■ EXERCISE A
In the poetry quotations, what line does the writer quote from the sonnet titled The Occupation?
■ EXERCISE B
Echo the poetry quotations word for word, beginning at the words that contain "I surely marked" and stopping after "(27, The Glory)".
■ EXERCISE C
Carry on the poetry quotations from their last line.

■ PASSAGE TO READ
But live within the life you have created. (7, The Source)

The vulgar sparrows chirp their perfect French. (12, The Sparrows)

But water answers to our looser shape,
Restores our sense of the large wastefulness
And playfulness of all material things ... (16, The Echoes)

... the reckless violence
Borrowed from the gods in chasing all
Beauty ... (18, The Puzzles)

And not until the wine is in the glass
And levelling the future and the past
Is the soul shriven. (19, The Shriving)

I see the bishop standing by my bed
In the deliberate way that bishops do
When they are keen to talk, and also dead. (22, The Debate)

'How may we dare to hope to have no hope?' (22, The Debate)

I surely marked that last line in part because of Hirshfield, and like Hirshfield, Fuller pursues the theme further: "Hope is a prisoner of the future" (23, The Occupation). And in the next sonnet, he addresses another theme that Hirshfield had also caught my attention with: "One year the summer will be here, not I" (24, The Summer). Then came a few more lines:

I gave the world a book but not a daughter. (27, The Glory)

Out of old clothes is shining paper made.
Out of old lives are poems written on it. (28, The Process)

■ ENTRIES
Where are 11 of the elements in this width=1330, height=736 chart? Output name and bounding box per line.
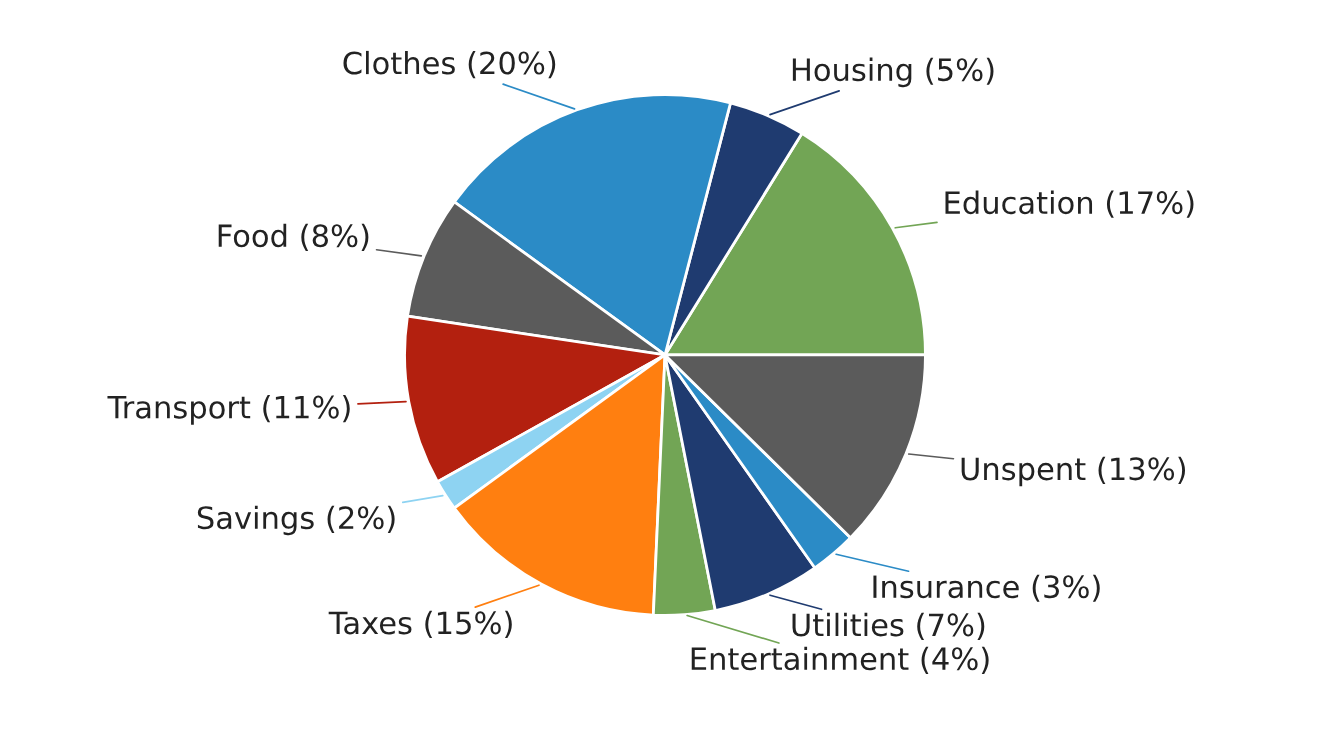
slice-label: Unspent (13%) — [961, 456, 1186, 487]
slice-label: Clothes (20%) — [343, 50, 556, 79]
slice-label: Savings (2%) — [197, 505, 395, 536]
slice-label: Transport (11%) — [107, 395, 350, 425]
slice-label: Taxes (15%) — [328, 610, 512, 639]
slice-label: Food (8%) — [218, 223, 369, 251]
slice-label: Education (17%) — [945, 190, 1194, 218]
slice-label: Housing (5%) — [792, 57, 994, 88]
slice-label: Insurance (3%) — [873, 574, 1100, 602]
slice-label: Utilities (7%) — [792, 612, 985, 641]
slice-label: Entertainment (4%) — [691, 646, 989, 674]
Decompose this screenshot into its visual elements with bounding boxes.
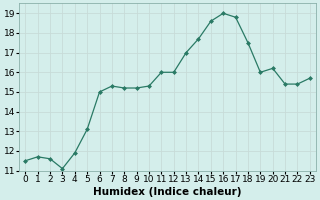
X-axis label: Humidex (Indice chaleur): Humidex (Indice chaleur): [93, 187, 242, 197]
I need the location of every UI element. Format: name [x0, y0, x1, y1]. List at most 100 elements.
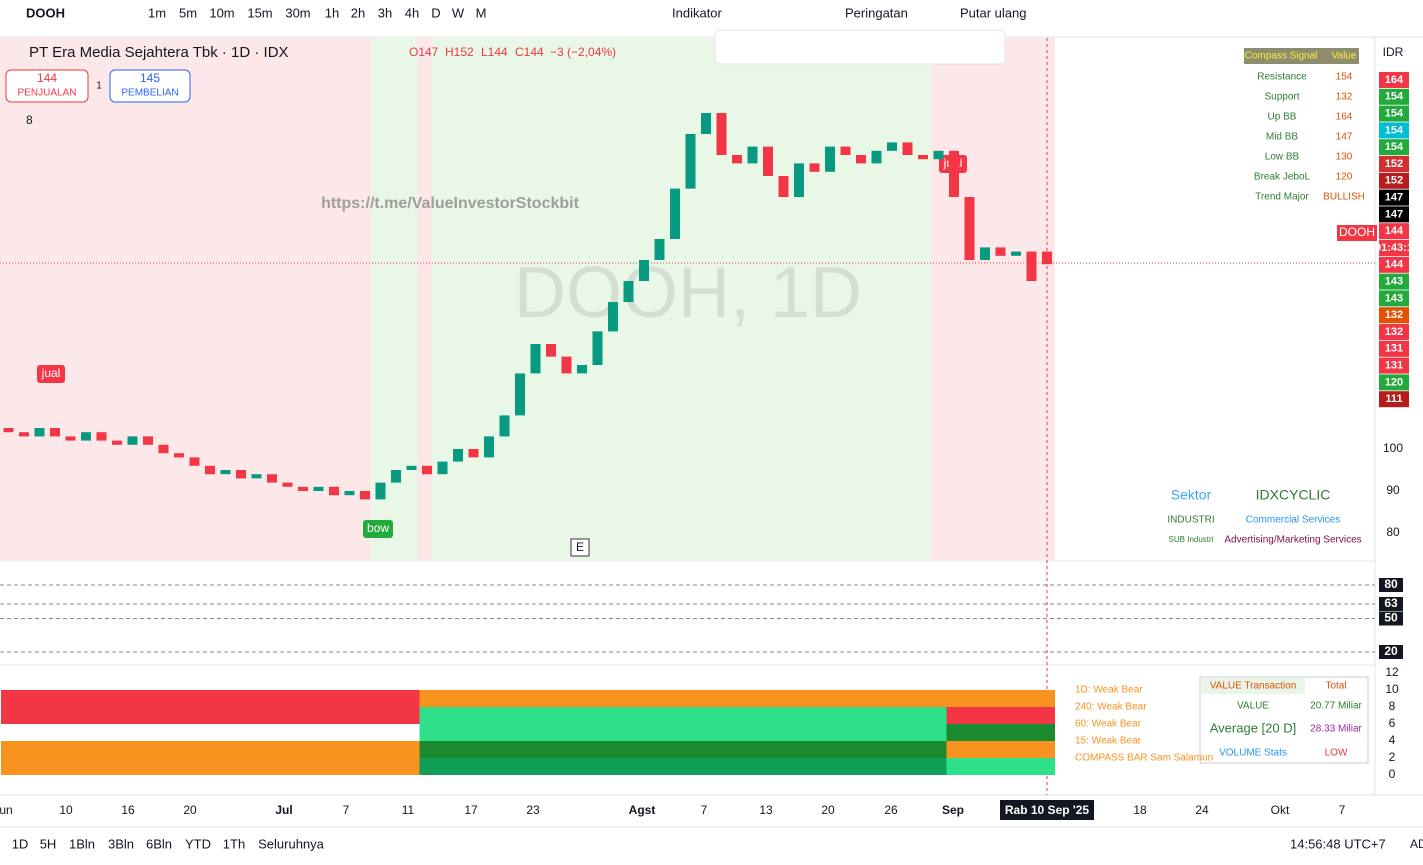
- heat-cell: [590, 724, 606, 741]
- range-button[interactable]: 1Th: [223, 836, 245, 851]
- sell-label[interactable]: PENJUALAN: [18, 88, 77, 99]
- heat-cell: [559, 707, 575, 724]
- range-button[interactable]: 3Bln: [108, 836, 134, 851]
- interval-button[interactable]: 10m: [209, 5, 234, 20]
- heat-cell: [1024, 707, 1040, 724]
- interval-button[interactable]: W: [452, 5, 465, 20]
- layer-count[interactable]: 8: [26, 113, 33, 127]
- range-button[interactable]: 1D: [12, 836, 29, 851]
- heat-tick: 6: [1389, 716, 1396, 730]
- heat-cell: [466, 758, 482, 775]
- currency[interactable]: IDR: [1383, 45, 1404, 59]
- sell-button[interactable]: [5, 69, 89, 103]
- signal-name: Mid BB: [1266, 132, 1299, 143]
- heat-cell: [156, 690, 172, 707]
- interval-button[interactable]: D: [431, 5, 440, 20]
- heat-cell: [528, 724, 544, 741]
- osc-tick: 63: [1384, 596, 1398, 610]
- heat-cell: [853, 690, 869, 707]
- earnings-text[interactable]: E: [576, 540, 584, 554]
- heat-cell: [977, 707, 993, 724]
- heat-cell: [760, 690, 776, 707]
- drawing-toolbar[interactable]: [714, 29, 1006, 65]
- heat-cell: [838, 707, 854, 724]
- symbol[interactable]: DOOH: [26, 5, 65, 20]
- candle-body: [1011, 251, 1021, 256]
- interval-button[interactable]: 30m: [285, 5, 310, 20]
- interval-button[interactable]: 2h: [351, 5, 365, 20]
- heat-cell: [807, 707, 823, 724]
- signal-header-text: Value: [1332, 51, 1357, 62]
- adjust-button[interactable]: AD: [1410, 837, 1423, 851]
- heat-cell: [559, 690, 575, 707]
- heat-cell: [388, 758, 404, 775]
- earnings-marker[interactable]: [570, 538, 590, 557]
- heat-cell: [404, 690, 420, 707]
- heat-cell: [683, 690, 699, 707]
- heat-cell: [202, 690, 218, 707]
- interval-button[interactable]: 5m: [179, 5, 197, 20]
- heat-tick: 2: [1389, 750, 1396, 764]
- interval-button[interactable]: 1h: [325, 5, 339, 20]
- price-tag: [1379, 324, 1409, 340]
- heat-cell: [156, 758, 172, 775]
- range-button[interactable]: Seluruhnya: [258, 836, 325, 851]
- interval-button[interactable]: 15m: [247, 5, 272, 20]
- candle-body: [34, 428, 45, 437]
- range-button[interactable]: 6Bln: [146, 836, 172, 851]
- date-label: 13: [759, 803, 773, 817]
- range-button[interactable]: YTD: [185, 836, 211, 851]
- replay-button[interactable]: Putar ulang: [960, 5, 1027, 20]
- buy-price[interactable]: 145: [140, 71, 160, 85]
- heat-cell: [171, 724, 187, 741]
- heat-cell: [233, 758, 249, 775]
- heat-cell: [574, 690, 590, 707]
- watermark: DOOH, 1D: [514, 253, 862, 333]
- candle-body: [205, 465, 215, 475]
- heat-cell: [47, 724, 63, 741]
- heat-cell: [187, 690, 203, 707]
- heat-cell: [497, 724, 513, 741]
- heat-cell: [915, 741, 931, 758]
- heat-cell: [822, 724, 838, 741]
- range-button[interactable]: 1Bln: [69, 836, 95, 851]
- interval-button[interactable]: 1m: [148, 5, 166, 20]
- heat-label: COMPASS BAR Sam Salamun: [1075, 753, 1213, 764]
- heat-cell: [32, 724, 48, 741]
- interval-button[interactable]: 3h: [378, 5, 392, 20]
- heat-cell: [466, 707, 482, 724]
- date-label: un: [0, 803, 13, 817]
- indicator-button[interactable]: Indikator: [672, 5, 723, 20]
- heat-cell: [869, 690, 885, 707]
- interval-button[interactable]: 4h: [405, 5, 419, 20]
- heat-cell: [962, 690, 978, 707]
- buy-label[interactable]: PEMBELIAN: [121, 88, 178, 99]
- sell-price[interactable]: 144: [37, 71, 57, 85]
- heat-cell: [993, 707, 1009, 724]
- date-label: Rab 10 Sep '25: [1005, 803, 1090, 817]
- heat-cell: [481, 690, 497, 707]
- range-button[interactable]: 5H: [40, 836, 57, 851]
- heat-cell: [574, 741, 590, 758]
- heat-cell: [729, 758, 745, 775]
- heat-cell: [1, 690, 17, 707]
- heat-cell: [760, 724, 776, 741]
- heat-cell: [853, 758, 869, 775]
- heat-cell: [574, 707, 590, 724]
- heat-cell: [884, 724, 900, 741]
- heat-cell: [1039, 741, 1055, 758]
- interval-button[interactable]: M: [476, 5, 487, 20]
- alert-button[interactable]: Peringatan: [845, 5, 908, 20]
- buy-button[interactable]: [109, 69, 191, 103]
- heat-cell: [745, 690, 761, 707]
- heat-cell: [760, 707, 776, 724]
- heat-cell: [528, 707, 544, 724]
- heat-cell: [590, 707, 606, 724]
- heat-cell: [900, 690, 916, 707]
- heat-cell: [218, 690, 234, 707]
- heat-cell: [977, 741, 993, 758]
- heat-tick: 8: [1389, 699, 1396, 713]
- heat-cell: [32, 690, 48, 707]
- heat-cell: [218, 707, 234, 724]
- heat-cell: [1024, 758, 1040, 775]
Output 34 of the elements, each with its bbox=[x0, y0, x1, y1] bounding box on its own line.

■ OUTPUT A
"Hope is a prisoner of the future"

■ OUTPUT B
I surely marked that last line in part because of Hirshfield, and like Hirshfield, Fuller pursues the theme further: "Hope is a prisoner of the future" (23, The Occupation). And in the next sonnet, he addresses another theme that Hirshfield had also caught my attention with: "One year the summer will be here, not I" (24, The Summer). Then came a few more lines:

I gave the world a book but not a daughter. (27, The Glory)

■ OUTPUT C
And then came what I had been waiting for, a sonnet in this sequence that stood out on its own terms, not as part of the sequence, and not because of individual lines, but for itself—and this is the one that I have been able to find on-line (in a slightly different version that I have edited here to correspond to what is in the book):

29 THE RELICS

And after all, paper is all we know
And yet we feel antiquity about us.
The world's a room in which we come and go
And once the world was much the same without us.
A field turns up the blades of victory
Although it is forgotten now who won.
The fig-tree is the grandson of the fig-tree
That was the great-great-grandson of the one
That Petrarch knew, and now in Luberon
You can go strolling up a brambly plateau
And see Lacoste, the home of the de Sades
(Laura's relations, it is said), all gone
When revolutionaries sacked the château
And sold its stone for middle-class façades.

And then more lines:

... the stream of truth:
Not pure at its source, but after it's been tested (31, The Truth)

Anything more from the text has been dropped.